--- BEGIN Data shown ---

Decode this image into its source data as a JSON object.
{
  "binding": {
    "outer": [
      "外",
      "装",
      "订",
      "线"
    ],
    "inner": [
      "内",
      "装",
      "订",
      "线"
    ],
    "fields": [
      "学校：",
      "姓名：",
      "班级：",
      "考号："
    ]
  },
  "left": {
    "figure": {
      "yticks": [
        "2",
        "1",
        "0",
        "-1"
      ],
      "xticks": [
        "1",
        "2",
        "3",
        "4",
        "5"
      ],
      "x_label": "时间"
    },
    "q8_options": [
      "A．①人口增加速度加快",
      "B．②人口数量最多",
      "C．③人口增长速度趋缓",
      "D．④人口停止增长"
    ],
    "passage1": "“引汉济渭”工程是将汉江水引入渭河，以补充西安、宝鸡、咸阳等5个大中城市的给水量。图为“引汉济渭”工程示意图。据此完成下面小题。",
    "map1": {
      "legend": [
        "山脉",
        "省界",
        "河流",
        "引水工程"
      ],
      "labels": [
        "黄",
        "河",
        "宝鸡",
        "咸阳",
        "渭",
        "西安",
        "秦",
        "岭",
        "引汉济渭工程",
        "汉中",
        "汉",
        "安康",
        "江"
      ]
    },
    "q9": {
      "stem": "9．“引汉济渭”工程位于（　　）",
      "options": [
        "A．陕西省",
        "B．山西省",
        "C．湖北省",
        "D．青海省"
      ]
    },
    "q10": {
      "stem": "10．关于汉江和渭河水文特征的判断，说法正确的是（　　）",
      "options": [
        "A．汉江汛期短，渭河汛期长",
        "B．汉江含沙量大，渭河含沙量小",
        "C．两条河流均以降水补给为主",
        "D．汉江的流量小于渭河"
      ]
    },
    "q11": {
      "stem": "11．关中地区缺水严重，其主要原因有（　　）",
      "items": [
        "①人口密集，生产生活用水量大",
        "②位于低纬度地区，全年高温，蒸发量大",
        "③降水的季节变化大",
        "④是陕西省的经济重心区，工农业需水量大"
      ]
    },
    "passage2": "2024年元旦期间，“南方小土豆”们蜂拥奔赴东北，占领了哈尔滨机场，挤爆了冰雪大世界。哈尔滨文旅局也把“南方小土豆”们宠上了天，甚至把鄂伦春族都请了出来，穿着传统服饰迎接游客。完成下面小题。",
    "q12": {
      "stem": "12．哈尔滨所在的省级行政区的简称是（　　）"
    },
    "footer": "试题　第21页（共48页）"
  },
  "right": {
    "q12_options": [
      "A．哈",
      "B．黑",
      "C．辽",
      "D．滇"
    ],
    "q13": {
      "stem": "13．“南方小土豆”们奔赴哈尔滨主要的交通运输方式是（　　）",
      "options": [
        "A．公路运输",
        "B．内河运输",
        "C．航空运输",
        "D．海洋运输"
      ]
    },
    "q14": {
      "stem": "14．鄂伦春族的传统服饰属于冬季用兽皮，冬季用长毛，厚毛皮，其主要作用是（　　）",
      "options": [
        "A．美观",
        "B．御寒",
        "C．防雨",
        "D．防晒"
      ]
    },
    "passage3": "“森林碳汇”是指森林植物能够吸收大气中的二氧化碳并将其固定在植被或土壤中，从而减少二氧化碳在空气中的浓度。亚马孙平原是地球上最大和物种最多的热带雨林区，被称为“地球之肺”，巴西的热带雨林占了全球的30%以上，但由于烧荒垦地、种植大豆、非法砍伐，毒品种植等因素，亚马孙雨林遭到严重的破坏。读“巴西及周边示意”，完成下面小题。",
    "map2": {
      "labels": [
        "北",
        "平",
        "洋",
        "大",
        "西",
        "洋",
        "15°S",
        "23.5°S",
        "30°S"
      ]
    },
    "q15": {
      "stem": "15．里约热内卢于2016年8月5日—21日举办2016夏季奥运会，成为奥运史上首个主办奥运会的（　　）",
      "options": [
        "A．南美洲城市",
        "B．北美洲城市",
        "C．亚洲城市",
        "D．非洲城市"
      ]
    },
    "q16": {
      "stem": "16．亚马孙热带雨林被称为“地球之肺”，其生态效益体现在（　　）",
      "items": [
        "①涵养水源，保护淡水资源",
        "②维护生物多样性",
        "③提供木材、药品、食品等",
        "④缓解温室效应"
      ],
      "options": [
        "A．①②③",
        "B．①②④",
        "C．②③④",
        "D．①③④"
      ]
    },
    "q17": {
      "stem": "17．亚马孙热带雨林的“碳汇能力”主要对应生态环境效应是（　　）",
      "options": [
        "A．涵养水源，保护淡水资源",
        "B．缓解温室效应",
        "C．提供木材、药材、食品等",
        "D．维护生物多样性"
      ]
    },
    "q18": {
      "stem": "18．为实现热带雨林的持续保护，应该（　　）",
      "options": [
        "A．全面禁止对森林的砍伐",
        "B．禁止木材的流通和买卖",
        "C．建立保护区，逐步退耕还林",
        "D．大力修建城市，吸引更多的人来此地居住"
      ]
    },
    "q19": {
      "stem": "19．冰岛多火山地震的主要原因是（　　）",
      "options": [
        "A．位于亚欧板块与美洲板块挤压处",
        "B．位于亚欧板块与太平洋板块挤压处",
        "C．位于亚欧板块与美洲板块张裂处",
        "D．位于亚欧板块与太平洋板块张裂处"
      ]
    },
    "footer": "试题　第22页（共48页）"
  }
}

--- END Data shown ---

## Task requirements
Take the records above and return them exactly as written.

## Written answer
Decode this image into its source data as a JSON object.
{
  "binding": {
    "outer": [
      "外",
      "装",
      "订",
      "线"
    ],
    "inner": [
      "内",
      "装",
      "订",
      "线"
    ],
    "fields": [
      "学校：",
      "姓名：",
      "班级：",
      "考号："
    ]
  },
  "left": {
    "figure": {
      "yticks": [
        "2",
        "1",
        "0",
        "-1"
      ],
      "xticks": [
        "1",
        "2",
        "3",
        "4",
        "5"
      ],
      "x_label": "时间"
    },
    "q8_options": [
      "A．①人口增加速度加快",
      "B．②人口数量最多",
      "C．③人口增长速度趋缓",
      "D．④人口停止增长"
    ],
    "passage1": "“引汉济渭”工程是将汉江水引入渭河，以补充西安、宝鸡、咸阳等5个大中城市的给水量。图为“引汉济渭”工程示意图。据此完成下面小题。",
    "map1": {
      "legend": [
        "山脉",
        "省界",
        "河流",
        "引水工程"
      ],
      "labels": [
        "黄",
        "河",
        "宝鸡",
        "咸阳",
        "渭",
        "西安",
        "秦",
        "岭",
        "引汉济渭工程",
        "汉中",
        "汉",
        "安康",
        "江"
      ]
    },
    "q9": {
      "stem": "9．“引汉济渭”工程位于（　　）",
      "options": [
        "A．陕西省",
        "B．山西省",
        "C．湖北省",
        "D．青海省"
      ]
    },
    "q10": {
      "stem": "10．关于汉江和渭河水文特征的判断，说法正确的是（　　）",
      "options": [
        "A．汉江汛期短，渭河汛期长",
        "B．汉江含沙量大，渭河含沙量小",
        "C．两条河流均以降水补给为主",
        "D．汉江的流量小于渭河"
      ]
    },
    "q11": {
      "stem": "11．关中地区缺水严重，其主要原因有（　　）",
      "items": [
        "①人口密集，生产生活用水量大",
        "②位于低纬度地区，全年高温，蒸发量大",
        "③降水的季节变化大",
        "④是陕西省的经济重心区，工农业需水量大"
      ]
    },
    "passage2": "2024年元旦期间，“南方小土豆”们蜂拥奔赴东北，占领了哈尔滨机场，挤爆了冰雪大世界。哈尔滨文旅局也把“南方小土豆”们宠上了天，甚至把鄂伦春族都请了出来，穿着传统服饰迎接游客。完成下面小题。",
    "q12": {
      "stem": "12．哈尔滨所在的省级行政区的简称是（　　）"
    },
    "footer": "试题　第21页（共48页）"
  },
  "right": {
    "q12_options": [
      "A．哈",
      "B．黑",
      "C．辽",
      "D．滇"
    ],
    "q13": {
      "stem": "13．“南方小土豆”们奔赴哈尔滨主要的交通运输方式是（　　）",
      "options": [
        "A．公路运输",
        "B．内河运输",
        "C．航空运输",
        "D．海洋运输"
      ]
    },
    "q14": {
      "stem": "14．鄂伦春族的传统服饰属于冬季用兽皮，冬季用长毛，厚毛皮，其主要作用是（　　）",
      "options": [
        "A．美观",
        "B．御寒",
        "C．防雨",
        "D．防晒"
      ]
    },
    "passage3": "“森林碳汇”是指森林植物能够吸收大气中的二氧化碳并将其固定在植被或土壤中，从而减少二氧化碳在空气中的浓度。亚马孙平原是地球上最大和物种最多的热带雨林区，被称为“地球之肺”，巴西的热带雨林占了全球的30%以上，但由于烧荒垦地、种植大豆、非法砍伐，毒品种植等因素，亚马孙雨林遭到严重的破坏。读“巴西及周边示意”，完成下面小题。",
    "map2": {
      "labels": [
        "北",
        "平",
        "洋",
        "大",
        "西",
        "洋",
        "15°S",
        "23.5°S",
        "30°S"
      ]
    },
    "q15": {
      "stem": "15．里约热内卢于2016年8月5日—21日举办2016夏季奥运会，成为奥运史上首个主办奥运会的（　　）",
      "options": [
        "A．南美洲城市",
        "B．北美洲城市",
        "C．亚洲城市",
        "D．非洲城市"
      ]
    },
    "q16": {
      "stem": "16．亚马孙热带雨林被称为“地球之肺”，其生态效益体现在（　　）",
      "items": [
        "①涵养水源，保护淡水资源",
        "②维护生物多样性",
        "③提供木材、药品、食品等",
        "④缓解温室效应"
      ],
      "options": [
        "A．①②③",
        "B．①②④",
        "C．②③④",
        "D．①③④"
      ]
    },
    "q17": {
      "stem": "17．亚马孙热带雨林的“碳汇能力”主要对应生态环境效应是（　　）",
      "options": [
        "A．涵养水源，保护淡水资源",
        "B．缓解温室效应",
        "C．提供木材、药材、食品等",
        "D．维护生物多样性"
      ]
    },
    "q18": {
      "stem": "18．为实现热带雨林的持续保护，应该（　　）",
      "options": [
        "A．全面禁止对森林的砍伐",
        "B．禁止木材的流通和买卖",
        "C．建立保护区，逐步退耕还林",
        "D．大力修建城市，吸引更多的人来此地居住"
      ]
    },
    "q19": {
      "stem": "19．冰岛多火山地震的主要原因是（　　）",
      "options": [
        "A．位于亚欧板块与美洲板块挤压处",
        "B．位于亚欧板块与太平洋板块挤压处",
        "C．位于亚欧板块与美洲板块张裂处",
        "D．位于亚欧板块与太平洋板块张裂处"
      ]
    },
    "footer": "试题　第22页（共48页）"
  }
}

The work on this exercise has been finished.